* Start ITEMS *

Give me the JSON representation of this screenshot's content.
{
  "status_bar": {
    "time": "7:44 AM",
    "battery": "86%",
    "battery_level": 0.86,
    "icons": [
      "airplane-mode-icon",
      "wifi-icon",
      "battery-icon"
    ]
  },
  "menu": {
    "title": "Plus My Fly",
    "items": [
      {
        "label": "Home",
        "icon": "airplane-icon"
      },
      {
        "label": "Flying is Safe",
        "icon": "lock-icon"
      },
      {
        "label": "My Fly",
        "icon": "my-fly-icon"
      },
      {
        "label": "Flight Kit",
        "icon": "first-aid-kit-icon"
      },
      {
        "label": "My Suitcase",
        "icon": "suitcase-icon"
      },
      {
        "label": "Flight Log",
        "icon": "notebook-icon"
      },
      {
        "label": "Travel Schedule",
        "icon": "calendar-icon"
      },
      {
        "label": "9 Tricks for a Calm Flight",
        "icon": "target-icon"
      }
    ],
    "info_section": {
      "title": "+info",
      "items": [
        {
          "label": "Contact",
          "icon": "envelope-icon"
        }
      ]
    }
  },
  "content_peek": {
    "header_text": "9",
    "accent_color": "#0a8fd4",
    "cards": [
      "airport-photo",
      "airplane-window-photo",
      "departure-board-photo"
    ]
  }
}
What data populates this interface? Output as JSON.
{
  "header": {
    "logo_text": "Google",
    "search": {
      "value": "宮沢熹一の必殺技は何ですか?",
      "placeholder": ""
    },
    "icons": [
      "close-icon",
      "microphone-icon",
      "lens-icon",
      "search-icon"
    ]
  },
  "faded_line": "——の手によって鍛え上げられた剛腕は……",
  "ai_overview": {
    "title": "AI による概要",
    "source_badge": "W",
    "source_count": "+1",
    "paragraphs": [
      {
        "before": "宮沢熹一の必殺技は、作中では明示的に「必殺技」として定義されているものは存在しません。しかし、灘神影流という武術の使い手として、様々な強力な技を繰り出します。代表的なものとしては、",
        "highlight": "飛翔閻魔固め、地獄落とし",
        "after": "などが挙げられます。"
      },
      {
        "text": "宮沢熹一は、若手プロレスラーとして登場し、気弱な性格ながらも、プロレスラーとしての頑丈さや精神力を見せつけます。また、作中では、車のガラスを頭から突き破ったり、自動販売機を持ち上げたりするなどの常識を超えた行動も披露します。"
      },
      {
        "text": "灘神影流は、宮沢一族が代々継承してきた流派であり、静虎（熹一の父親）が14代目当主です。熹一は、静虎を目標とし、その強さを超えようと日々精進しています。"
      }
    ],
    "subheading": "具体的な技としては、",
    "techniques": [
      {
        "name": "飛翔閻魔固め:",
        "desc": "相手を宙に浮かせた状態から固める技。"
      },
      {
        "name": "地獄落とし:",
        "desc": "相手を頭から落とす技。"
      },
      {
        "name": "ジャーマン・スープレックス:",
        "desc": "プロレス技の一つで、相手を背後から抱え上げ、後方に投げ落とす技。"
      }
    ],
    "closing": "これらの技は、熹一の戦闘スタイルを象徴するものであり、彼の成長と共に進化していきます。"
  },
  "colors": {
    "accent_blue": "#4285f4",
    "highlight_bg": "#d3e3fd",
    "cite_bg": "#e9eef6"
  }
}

* End ITEMS *

WHAT IS NEEDED: Repeat only what runs from the line holding "What data populates" to the end of the data, keeping every line exactly as written, first and last included.

EXPECTED OUTPUT:
What data populates this interface? Output as JSON.
{
  "header": {
    "logo_text": "Google",
    "search": {
      "value": "宮沢熹一の必殺技は何ですか?",
      "placeholder": ""
    },
    "icons": [
      "close-icon",
      "microphone-icon",
      "lens-icon",
      "search-icon"
    ]
  },
  "faded_line": "——の手によって鍛え上げられた剛腕は……",
  "ai_overview": {
    "title": "AI による概要",
    "source_badge": "W",
    "source_count": "+1",
    "paragraphs": [
      {
        "before": "宮沢熹一の必殺技は、作中では明示的に「必殺技」として定義されているものは存在しません。しかし、灘神影流という武術の使い手として、様々な強力な技を繰り出します。代表的なものとしては、",
        "highlight": "飛翔閻魔固め、地獄落とし",
        "after": "などが挙げられます。"
      },
      {
        "text": "宮沢熹一は、若手プロレスラーとして登場し、気弱な性格ながらも、プロレスラーとしての頑丈さや精神力を見せつけます。また、作中では、車のガラスを頭から突き破ったり、自動販売機を持ち上げたりするなどの常識を超えた行動も披露します。"
      },
      {
        "text": "灘神影流は、宮沢一族が代々継承してきた流派であり、静虎（熹一の父親）が14代目当主です。熹一は、静虎を目標とし、その強さを超えようと日々精進しています。"
      }
    ],
    "subheading": "具体的な技としては、",
    "techniques": [
      {
        "name": "飛翔閻魔固め:",
        "desc": "相手を宙に浮かせた状態から固める技。"
      },
      {
        "name": "地獄落とし:",
        "desc": "相手を頭から落とす技。"
      },
      {
        "name": "ジャーマン・スープレックス:",
        "desc": "プロレス技の一つで、相手を背後から抱え上げ、後方に投げ落とす技。"
      }
    ],
    "closing": "これらの技は、熹一の戦闘スタイルを象徴するものであり、彼の成長と共に進化していきます。"
  },
  "colors": {
    "accent_blue": "#4285f4",
    "highlight_bg": "#d3e3fd",
    "cite_bg": "#e9eef6"
  }
}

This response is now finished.